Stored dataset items
===

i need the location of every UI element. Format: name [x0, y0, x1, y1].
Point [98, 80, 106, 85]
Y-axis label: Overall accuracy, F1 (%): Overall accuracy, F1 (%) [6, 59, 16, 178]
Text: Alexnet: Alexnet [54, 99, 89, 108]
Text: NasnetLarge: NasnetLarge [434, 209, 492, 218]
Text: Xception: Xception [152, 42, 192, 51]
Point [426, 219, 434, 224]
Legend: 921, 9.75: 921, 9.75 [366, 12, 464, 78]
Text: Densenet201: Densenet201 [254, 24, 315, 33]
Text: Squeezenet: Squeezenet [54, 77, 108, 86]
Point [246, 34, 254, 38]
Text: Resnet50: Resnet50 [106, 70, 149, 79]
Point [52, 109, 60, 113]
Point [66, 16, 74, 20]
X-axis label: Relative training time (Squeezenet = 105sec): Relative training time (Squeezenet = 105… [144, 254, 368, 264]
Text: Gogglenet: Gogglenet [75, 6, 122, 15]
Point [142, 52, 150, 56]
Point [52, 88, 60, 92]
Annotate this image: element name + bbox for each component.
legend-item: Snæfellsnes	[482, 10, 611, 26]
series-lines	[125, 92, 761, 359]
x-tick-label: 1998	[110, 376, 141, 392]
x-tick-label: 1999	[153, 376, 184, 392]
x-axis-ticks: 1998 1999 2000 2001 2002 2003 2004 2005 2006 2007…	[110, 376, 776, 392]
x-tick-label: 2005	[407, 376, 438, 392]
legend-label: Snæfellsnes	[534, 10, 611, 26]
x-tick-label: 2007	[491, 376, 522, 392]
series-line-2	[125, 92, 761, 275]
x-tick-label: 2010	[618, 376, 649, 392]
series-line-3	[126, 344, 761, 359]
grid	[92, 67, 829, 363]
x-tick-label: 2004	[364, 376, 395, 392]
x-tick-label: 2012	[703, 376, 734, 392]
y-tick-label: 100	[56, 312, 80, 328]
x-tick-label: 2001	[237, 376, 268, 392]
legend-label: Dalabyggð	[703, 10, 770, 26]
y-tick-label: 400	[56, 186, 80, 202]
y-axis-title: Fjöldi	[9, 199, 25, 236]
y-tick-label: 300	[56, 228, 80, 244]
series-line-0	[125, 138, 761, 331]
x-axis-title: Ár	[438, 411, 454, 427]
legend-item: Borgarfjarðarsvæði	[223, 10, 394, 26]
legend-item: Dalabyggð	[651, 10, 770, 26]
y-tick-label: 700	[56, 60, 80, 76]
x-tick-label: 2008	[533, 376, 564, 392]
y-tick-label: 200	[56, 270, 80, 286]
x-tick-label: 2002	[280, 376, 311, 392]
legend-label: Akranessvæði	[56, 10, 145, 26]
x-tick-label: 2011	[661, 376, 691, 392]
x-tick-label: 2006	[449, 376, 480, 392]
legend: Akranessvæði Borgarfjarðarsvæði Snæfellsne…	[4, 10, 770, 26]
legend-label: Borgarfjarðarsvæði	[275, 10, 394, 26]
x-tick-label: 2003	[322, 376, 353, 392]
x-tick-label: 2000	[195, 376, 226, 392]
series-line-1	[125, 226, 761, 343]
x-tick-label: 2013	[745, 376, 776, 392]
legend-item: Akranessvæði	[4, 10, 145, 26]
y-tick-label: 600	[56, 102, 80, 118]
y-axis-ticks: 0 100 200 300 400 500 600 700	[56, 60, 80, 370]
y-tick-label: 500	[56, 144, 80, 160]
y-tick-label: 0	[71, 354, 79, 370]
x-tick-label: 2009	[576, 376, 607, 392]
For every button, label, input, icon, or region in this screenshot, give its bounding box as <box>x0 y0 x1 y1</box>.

===

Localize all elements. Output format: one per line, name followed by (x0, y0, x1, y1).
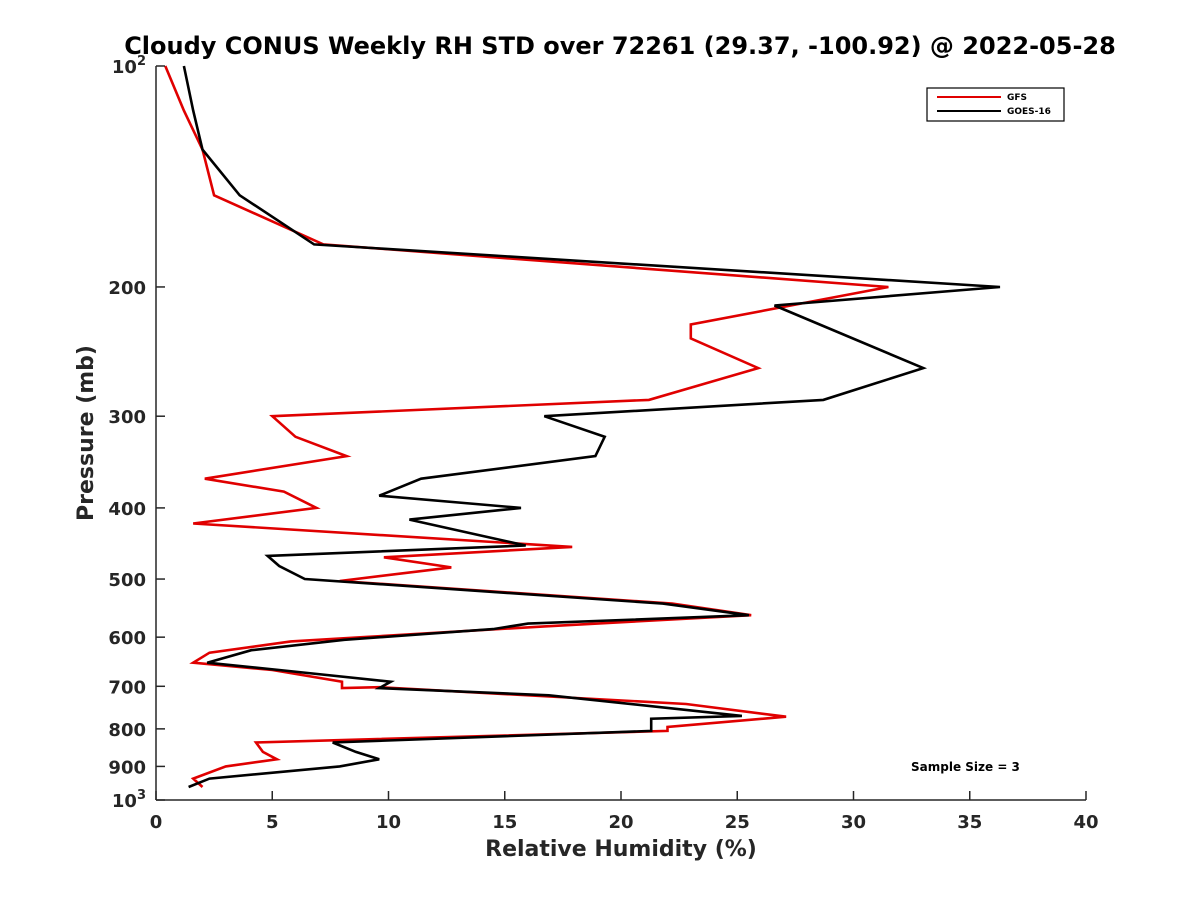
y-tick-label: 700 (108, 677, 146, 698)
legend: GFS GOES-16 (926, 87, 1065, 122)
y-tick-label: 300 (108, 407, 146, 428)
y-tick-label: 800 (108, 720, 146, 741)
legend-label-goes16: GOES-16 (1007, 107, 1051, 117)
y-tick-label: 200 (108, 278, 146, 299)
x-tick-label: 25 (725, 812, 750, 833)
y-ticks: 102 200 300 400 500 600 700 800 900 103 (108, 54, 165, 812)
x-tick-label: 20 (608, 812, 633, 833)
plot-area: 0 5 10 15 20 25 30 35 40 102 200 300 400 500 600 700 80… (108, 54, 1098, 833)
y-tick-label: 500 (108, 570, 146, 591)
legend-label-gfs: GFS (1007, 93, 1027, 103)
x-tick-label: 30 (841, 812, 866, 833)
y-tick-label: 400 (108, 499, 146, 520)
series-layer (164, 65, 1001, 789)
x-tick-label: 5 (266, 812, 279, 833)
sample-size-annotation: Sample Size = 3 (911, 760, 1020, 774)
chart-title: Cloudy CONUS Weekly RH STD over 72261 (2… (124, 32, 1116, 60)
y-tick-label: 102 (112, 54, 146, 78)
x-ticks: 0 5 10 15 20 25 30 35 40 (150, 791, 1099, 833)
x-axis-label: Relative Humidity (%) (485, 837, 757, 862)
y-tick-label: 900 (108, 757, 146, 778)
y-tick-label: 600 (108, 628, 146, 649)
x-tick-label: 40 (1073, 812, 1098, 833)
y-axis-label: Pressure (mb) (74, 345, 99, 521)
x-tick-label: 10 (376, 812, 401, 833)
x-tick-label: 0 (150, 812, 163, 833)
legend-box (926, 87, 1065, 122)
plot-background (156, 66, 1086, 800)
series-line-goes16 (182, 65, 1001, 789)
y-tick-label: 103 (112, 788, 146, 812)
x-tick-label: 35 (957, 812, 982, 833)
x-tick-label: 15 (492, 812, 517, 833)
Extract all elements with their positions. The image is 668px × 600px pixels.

===

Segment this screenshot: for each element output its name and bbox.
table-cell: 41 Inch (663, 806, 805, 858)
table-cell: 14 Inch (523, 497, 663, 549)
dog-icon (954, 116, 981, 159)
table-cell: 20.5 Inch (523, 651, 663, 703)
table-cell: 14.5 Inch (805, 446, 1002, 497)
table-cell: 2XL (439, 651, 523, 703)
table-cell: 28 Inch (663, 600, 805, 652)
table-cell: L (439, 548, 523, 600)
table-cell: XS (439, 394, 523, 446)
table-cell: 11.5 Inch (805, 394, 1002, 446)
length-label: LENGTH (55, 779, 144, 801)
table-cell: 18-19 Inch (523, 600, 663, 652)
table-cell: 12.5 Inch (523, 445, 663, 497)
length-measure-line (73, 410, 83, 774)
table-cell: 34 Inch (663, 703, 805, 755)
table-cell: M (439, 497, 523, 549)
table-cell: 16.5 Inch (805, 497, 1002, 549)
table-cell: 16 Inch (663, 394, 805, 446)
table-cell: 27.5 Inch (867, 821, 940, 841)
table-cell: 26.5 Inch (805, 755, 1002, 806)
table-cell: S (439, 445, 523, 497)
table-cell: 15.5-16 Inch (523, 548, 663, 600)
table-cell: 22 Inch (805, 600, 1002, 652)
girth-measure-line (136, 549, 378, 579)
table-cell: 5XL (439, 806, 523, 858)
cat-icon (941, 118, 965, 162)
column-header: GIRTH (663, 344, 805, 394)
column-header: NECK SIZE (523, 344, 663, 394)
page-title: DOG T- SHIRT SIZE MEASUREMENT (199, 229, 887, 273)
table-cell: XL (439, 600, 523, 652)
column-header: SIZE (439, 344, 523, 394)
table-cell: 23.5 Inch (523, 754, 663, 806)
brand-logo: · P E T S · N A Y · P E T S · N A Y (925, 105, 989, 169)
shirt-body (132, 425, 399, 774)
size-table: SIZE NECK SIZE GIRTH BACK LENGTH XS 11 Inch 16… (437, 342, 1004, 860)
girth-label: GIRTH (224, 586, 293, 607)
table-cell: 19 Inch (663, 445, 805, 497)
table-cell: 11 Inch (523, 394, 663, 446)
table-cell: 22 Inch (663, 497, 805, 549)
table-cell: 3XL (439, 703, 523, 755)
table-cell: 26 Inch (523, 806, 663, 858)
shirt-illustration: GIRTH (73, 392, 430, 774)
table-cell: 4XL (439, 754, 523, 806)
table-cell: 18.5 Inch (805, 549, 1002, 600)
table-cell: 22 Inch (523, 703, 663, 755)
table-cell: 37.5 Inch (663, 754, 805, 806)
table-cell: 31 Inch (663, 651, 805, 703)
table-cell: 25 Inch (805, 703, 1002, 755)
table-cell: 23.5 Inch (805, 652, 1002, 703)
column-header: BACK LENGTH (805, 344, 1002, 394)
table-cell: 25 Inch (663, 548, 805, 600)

===

(Goal)
Copy the lines in the records above verbatim, from the line containing "i need the location" through the line containing "312, 80, 328]", with both of those lines included.

(Result of the task)
i need the location of every UI element. Format: name [x0, y0, x1, y1].
Point [98, 80, 106, 85]
Y-axis label: Overall accuracy, F1 (%): Overall accuracy, F1 (%) [6, 59, 16, 178]
Text: Alexnet: Alexnet [54, 99, 89, 108]
Text: NasnetLarge: NasnetLarge [434, 209, 492, 218]
Text: Xception: Xception [152, 42, 192, 51]
Point [426, 219, 434, 224]
Legend: 921, 9.75: 921, 9.75 [366, 12, 464, 78]
Text: Densenet201: Densenet201 [254, 24, 315, 33]
Text: Squeezenet: Squeezenet [54, 77, 108, 86]
Point [246, 34, 254, 38]
Text: Resnet50: Resnet50 [106, 70, 149, 79]
Point [52, 109, 60, 113]
Point [66, 16, 74, 20]
X-axis label: Relative training time (Squeezenet = 105sec): Relative training time (Squeezenet = 105… [144, 254, 368, 264]
Text: Gogglenet: Gogglenet [75, 6, 122, 15]
Point [142, 52, 150, 56]
Point [52, 88, 60, 92]
Annotate this image: element name + bbox for each component.
legend-item: Snæfellsnes	[482, 10, 611, 26]
series-lines	[125, 92, 761, 359]
x-tick-label: 1998	[110, 376, 141, 392]
x-tick-label: 1999	[153, 376, 184, 392]
x-axis-ticks: 1998 1999 2000 2001 2002 2003 2004 2005 2006 2007…	[110, 376, 776, 392]
x-tick-label: 2005	[407, 376, 438, 392]
legend-label: Snæfellsnes	[534, 10, 611, 26]
x-tick-label: 2007	[491, 376, 522, 392]
series-line-2	[125, 92, 761, 275]
x-tick-label: 2010	[618, 376, 649, 392]
series-line-3	[126, 344, 761, 359]
grid	[92, 67, 829, 363]
x-tick-label: 2004	[364, 376, 395, 392]
x-tick-label: 2012	[703, 376, 734, 392]
y-tick-label: 100	[56, 312, 80, 328]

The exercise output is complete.